— START Data lines —

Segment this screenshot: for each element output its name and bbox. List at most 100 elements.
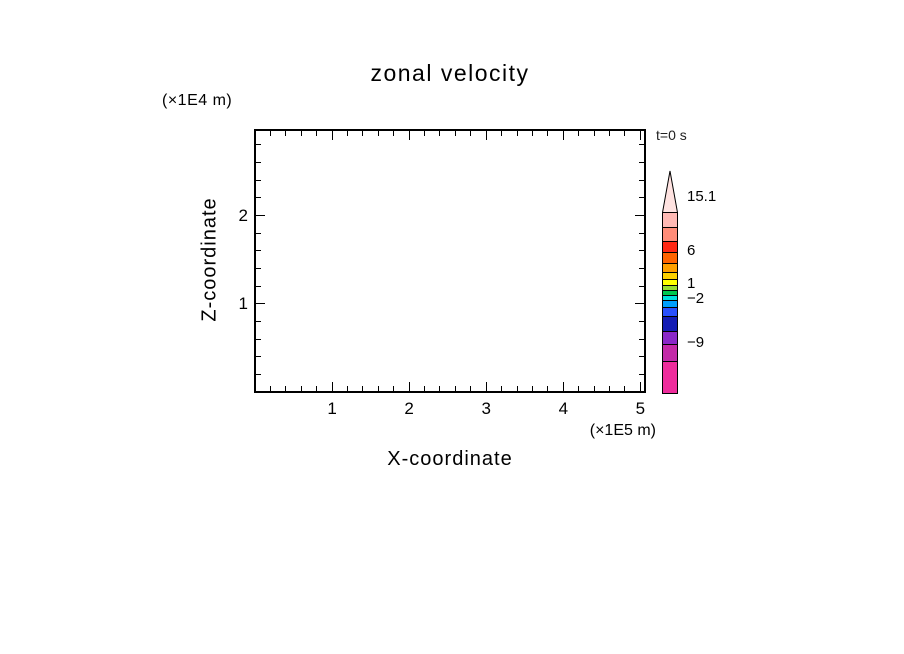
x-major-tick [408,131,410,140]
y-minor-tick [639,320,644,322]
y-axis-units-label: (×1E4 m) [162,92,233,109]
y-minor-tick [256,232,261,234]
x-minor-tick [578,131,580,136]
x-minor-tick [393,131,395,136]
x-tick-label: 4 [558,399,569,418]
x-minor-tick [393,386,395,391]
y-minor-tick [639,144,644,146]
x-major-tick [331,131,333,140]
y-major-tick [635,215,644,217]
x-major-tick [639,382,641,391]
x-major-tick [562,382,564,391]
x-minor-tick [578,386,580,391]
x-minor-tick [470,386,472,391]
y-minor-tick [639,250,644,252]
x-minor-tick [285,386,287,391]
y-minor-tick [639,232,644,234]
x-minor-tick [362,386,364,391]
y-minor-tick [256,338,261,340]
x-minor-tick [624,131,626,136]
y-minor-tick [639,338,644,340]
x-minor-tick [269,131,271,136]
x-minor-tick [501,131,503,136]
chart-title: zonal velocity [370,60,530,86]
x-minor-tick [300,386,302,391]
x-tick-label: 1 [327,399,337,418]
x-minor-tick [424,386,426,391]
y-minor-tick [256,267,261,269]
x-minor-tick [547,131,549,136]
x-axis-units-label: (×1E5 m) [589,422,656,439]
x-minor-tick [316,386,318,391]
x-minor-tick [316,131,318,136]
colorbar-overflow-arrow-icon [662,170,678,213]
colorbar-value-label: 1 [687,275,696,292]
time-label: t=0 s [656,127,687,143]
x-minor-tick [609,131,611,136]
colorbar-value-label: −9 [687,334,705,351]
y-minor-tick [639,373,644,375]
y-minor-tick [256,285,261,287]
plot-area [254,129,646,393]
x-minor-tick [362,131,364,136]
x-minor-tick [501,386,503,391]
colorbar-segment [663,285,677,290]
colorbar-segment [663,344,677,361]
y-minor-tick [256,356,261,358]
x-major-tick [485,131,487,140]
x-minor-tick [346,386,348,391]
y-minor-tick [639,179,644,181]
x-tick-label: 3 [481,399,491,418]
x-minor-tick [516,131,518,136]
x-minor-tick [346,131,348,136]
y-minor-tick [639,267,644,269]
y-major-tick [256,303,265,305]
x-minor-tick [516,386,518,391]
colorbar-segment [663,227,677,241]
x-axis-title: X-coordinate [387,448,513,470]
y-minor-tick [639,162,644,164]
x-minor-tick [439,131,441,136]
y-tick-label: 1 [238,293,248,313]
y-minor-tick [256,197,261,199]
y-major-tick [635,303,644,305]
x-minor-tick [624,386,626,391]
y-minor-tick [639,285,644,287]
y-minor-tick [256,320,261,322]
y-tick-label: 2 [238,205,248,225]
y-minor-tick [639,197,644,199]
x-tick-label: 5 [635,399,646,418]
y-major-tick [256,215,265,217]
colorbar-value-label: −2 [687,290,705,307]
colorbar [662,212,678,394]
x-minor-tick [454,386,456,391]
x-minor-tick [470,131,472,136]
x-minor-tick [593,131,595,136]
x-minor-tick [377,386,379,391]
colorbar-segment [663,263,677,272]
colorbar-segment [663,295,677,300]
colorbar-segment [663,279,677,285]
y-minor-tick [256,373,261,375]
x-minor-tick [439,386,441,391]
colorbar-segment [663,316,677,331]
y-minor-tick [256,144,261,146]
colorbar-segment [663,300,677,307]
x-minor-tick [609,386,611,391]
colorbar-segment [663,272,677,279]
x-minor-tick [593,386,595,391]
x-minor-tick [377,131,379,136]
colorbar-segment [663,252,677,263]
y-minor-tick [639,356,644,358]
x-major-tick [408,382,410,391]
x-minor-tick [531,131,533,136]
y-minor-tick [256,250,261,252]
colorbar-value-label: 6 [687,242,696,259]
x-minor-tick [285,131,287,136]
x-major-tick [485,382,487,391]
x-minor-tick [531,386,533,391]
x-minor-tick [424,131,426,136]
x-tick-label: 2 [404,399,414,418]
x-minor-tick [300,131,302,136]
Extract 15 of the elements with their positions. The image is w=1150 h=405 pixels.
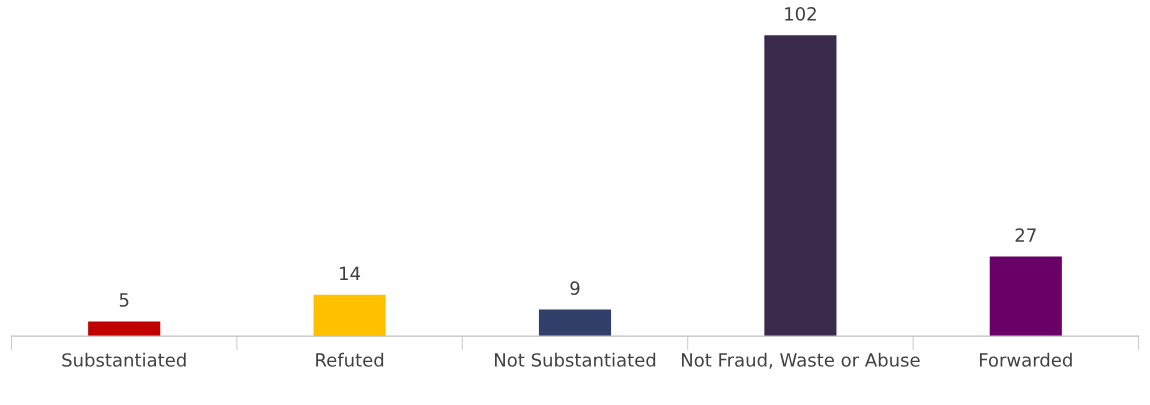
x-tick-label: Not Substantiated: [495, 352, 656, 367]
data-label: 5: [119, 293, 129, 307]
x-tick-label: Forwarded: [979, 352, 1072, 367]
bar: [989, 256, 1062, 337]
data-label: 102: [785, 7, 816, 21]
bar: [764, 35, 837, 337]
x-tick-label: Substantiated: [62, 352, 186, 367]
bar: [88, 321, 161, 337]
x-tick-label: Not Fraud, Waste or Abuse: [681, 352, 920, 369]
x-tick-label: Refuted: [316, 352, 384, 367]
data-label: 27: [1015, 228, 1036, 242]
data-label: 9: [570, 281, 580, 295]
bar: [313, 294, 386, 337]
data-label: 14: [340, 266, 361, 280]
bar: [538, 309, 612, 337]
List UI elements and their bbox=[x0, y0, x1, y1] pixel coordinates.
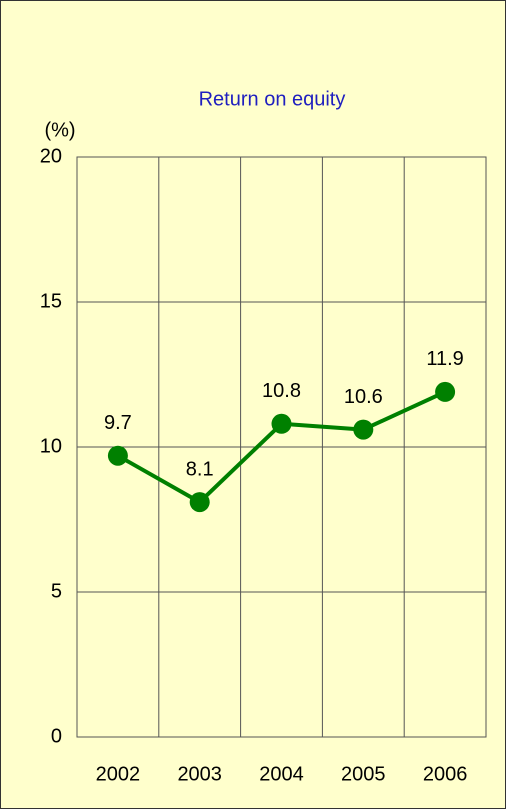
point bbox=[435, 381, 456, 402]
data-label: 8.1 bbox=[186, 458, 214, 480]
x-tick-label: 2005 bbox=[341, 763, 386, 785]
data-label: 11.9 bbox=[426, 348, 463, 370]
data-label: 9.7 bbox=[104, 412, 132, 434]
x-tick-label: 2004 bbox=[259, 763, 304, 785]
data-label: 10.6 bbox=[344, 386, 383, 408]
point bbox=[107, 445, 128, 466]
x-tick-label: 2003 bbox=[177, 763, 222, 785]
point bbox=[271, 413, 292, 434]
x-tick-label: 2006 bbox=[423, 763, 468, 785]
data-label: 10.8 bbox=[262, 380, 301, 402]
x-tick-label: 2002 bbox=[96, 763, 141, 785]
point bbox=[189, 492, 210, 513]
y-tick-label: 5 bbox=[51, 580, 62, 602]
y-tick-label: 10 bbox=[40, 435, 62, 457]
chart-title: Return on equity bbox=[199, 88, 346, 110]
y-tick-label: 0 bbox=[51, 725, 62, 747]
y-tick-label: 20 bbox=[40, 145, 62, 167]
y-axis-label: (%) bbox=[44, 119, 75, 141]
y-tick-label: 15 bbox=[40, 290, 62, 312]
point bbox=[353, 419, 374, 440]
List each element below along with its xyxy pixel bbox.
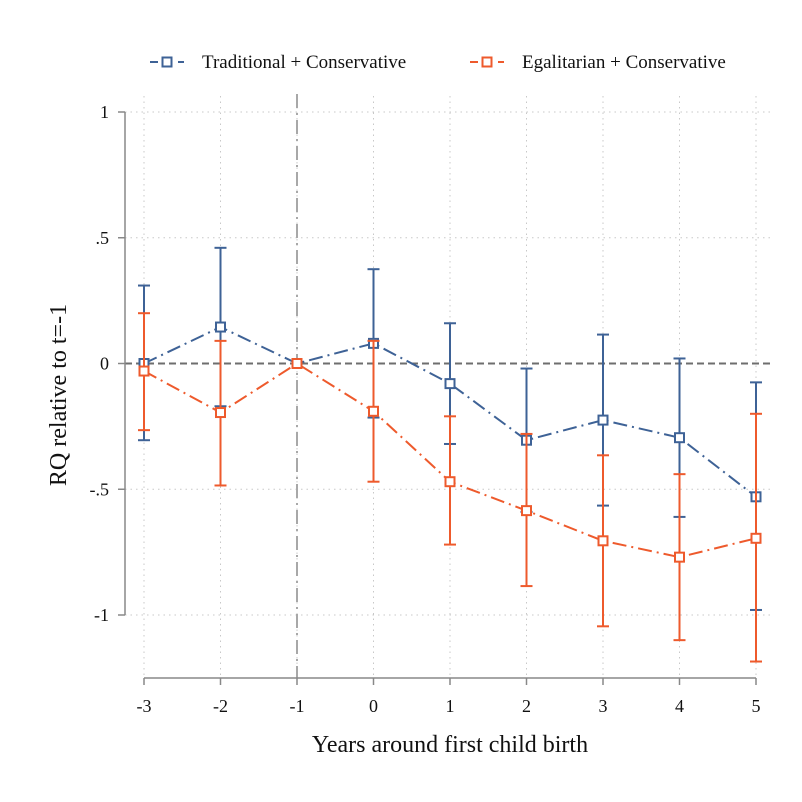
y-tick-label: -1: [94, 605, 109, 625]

— END Data lines —

## Task to complete
Please write out every one of the records above word for word, leaving the pictures out of your answer.

## Expected answer
Segment this screenshot: for each element output its name and bbox. List at most 100 elements.
x-major-tick [408,131,410,140]
y-minor-tick [639,320,644,322]
y-axis-units-label: (×1E4 m) [162,92,233,109]
y-minor-tick [256,232,261,234]
x-minor-tick [578,131,580,136]
x-minor-tick [393,131,395,136]
x-tick-label: 4 [558,399,569,418]
x-minor-tick [393,386,395,391]
y-minor-tick [639,144,644,146]
x-major-tick [331,131,333,140]
y-major-tick [635,215,644,217]
x-major-tick [639,382,641,391]
x-major-tick [562,382,564,391]
x-minor-tick [578,386,580,391]
x-minor-tick [470,386,472,391]
y-minor-tick [639,250,644,252]
x-minor-tick [285,386,287,391]
y-minor-tick [639,232,644,234]
x-minor-tick [362,386,364,391]
y-minor-tick [256,338,261,340]
x-minor-tick [624,131,626,136]
y-minor-tick [639,338,644,340]
x-minor-tick [269,131,271,136]
x-minor-tick [501,131,503,136]
chart-title: zonal velocity [370,60,530,86]
x-minor-tick [300,386,302,391]
x-tick-label: 1 [327,399,337,418]
x-minor-tick [424,386,426,391]
y-minor-tick [256,267,261,269]
x-minor-tick [547,131,549,136]
x-axis-units-label: (×1E5 m) [589,422,656,439]
x-minor-tick [316,386,318,391]
x-minor-tick [316,131,318,136]
colorbar-overflow-arrow-icon [662,170,678,213]
colorbar-value-label: 1 [687,275,696,292]
time-label: t=0 s [656,127,687,143]
x-minor-tick [609,131,611,136]
colorbar-value-label: −9 [687,334,705,351]
y-minor-tick [639,373,644,375]
y-minor-tick [256,285,261,287]
plot-area [254,129,646,393]
x-minor-tick [362,131,364,136]
x-minor-tick [501,386,503,391]
colorbar-segment [663,285,677,290]
colorbar-segment [663,344,677,361]
y-minor-tick [256,356,261,358]
x-major-tick [485,131,487,140]
x-minor-tick [346,386,348,391]
y-minor-tick [639,179,644,181]
x-tick-label: 3 [481,399,491,418]
x-minor-tick [516,131,518,136]
x-minor-tick [346,131,348,136]
y-minor-tick [639,267,644,269]
y-major-tick [256,303,265,305]
x-minor-tick [516,386,518,391]
colorbar-segment [663,227,677,241]
x-axis-title: X-coordinate [387,448,513,470]
y-minor-tick [639,162,644,164]
x-minor-tick [439,131,441,136]
y-tick-label: 1 [238,293,248,313]
y-minor-tick [256,197,261,199]
y-major-tick [635,303,644,305]
x-minor-tick [624,386,626,391]
y-minor-tick [639,285,644,287]
y-minor-tick [256,320,261,322]
y-tick-label: 2 [238,205,248,225]
y-minor-tick [639,197,644,199]
x-tick-label: 5 [635,399,646,418]
y-major-tick [256,215,265,217]
colorbar-value-label: −2 [687,290,705,307]
colorbar [662,212,678,394]
x-minor-tick [454,386,456,391]
x-minor-tick [470,131,472,136]
x-minor-tick [593,131,595,136]
x-minor-tick [377,386,379,391]
colorbar-segment [663,263,677,272]
colorbar-segment [663,295,677,300]
colorbar-segment [663,279,677,285]
y-minor-tick [256,373,261,375]
x-minor-tick [439,386,441,391]
colorbar-segment [663,316,677,331]
y-minor-tick [256,144,261,146]
colorbar-segment [663,300,677,307]
x-minor-tick [609,386,611,391]
colorbar-segment [663,272,677,279]
x-minor-tick [593,386,595,391]
x-minor-tick [377,131,379,136]
colorbar-segment [663,252,677,263]
y-minor-tick [639,356,644,358]
x-major-tick [408,382,410,391]
x-minor-tick [531,131,533,136]
y-minor-tick [256,250,261,252]
colorbar-value-label: 6 [687,242,696,259]
x-minor-tick [285,131,287,136]
x-major-tick [485,382,487,391]
x-minor-tick [531,386,533,391]
x-minor-tick [424,131,426,136]
x-tick-label: 2 [404,399,414,418]
x-minor-tick [300,131,302,136]
Extract 15 of the elements with their positions. The image is w=1150 h=405 pixels.
x-tick-label: Not Substantiated: [495, 352, 656, 367]
data-label: 5: [119, 293, 129, 307]
x-tick-label: Forwarded: [979, 352, 1072, 367]
bar: [989, 256, 1062, 337]
data-label: 102: [785, 7, 816, 21]
bar: [764, 35, 837, 337]
x-tick-label: Substantiated: [62, 352, 186, 367]
bar: [88, 321, 161, 337]
x-tick-label: Not Fraud, Waste or Abuse: [681, 352, 920, 369]
x-tick-label: Refuted: [316, 352, 384, 367]
data-label: 27: [1015, 228, 1036, 242]
data-label: 9: [570, 281, 580, 295]
bar: [313, 294, 386, 337]
data-label: 14: [340, 266, 361, 280]
bar: [538, 309, 612, 337]
List UI elements and their bbox=[x0, y0, x1, y1] pixel coordinates.
point bbox=[435, 381, 456, 402]
data-label: 8.1 bbox=[186, 458, 214, 480]
x-tick-label: 2005 bbox=[341, 763, 386, 785]
data-label: 11.9 bbox=[426, 348, 463, 370]
data-label: 9.7 bbox=[104, 412, 132, 434]
x-tick-label: 2004 bbox=[259, 763, 304, 785]
data-label: 10.6 bbox=[344, 386, 383, 408]
point bbox=[107, 445, 128, 466]
x-tick-label: 2003 bbox=[177, 763, 222, 785]
point bbox=[271, 413, 292, 434]
x-tick-label: 2006 bbox=[423, 763, 468, 785]
data-label: 10.8 bbox=[262, 380, 301, 402]
x-tick-label: 2002 bbox=[96, 763, 141, 785]
point bbox=[189, 492, 210, 513]
y-tick-label: 5 bbox=[51, 580, 62, 602]
y-tick-label: 10 bbox=[40, 435, 62, 457]
chart-title: Return on equity bbox=[199, 88, 346, 110]
y-tick-label: 0 bbox=[51, 725, 62, 747]
y-tick-label: 20 bbox=[40, 145, 62, 167]
y-axis-label: (%) bbox=[44, 119, 75, 141]
y-tick-label: 15 bbox=[40, 290, 62, 312]
point bbox=[353, 419, 374, 440]
List each element below along with its xyxy pixel bbox.
y-tick-label: -1: [94, 605, 109, 625]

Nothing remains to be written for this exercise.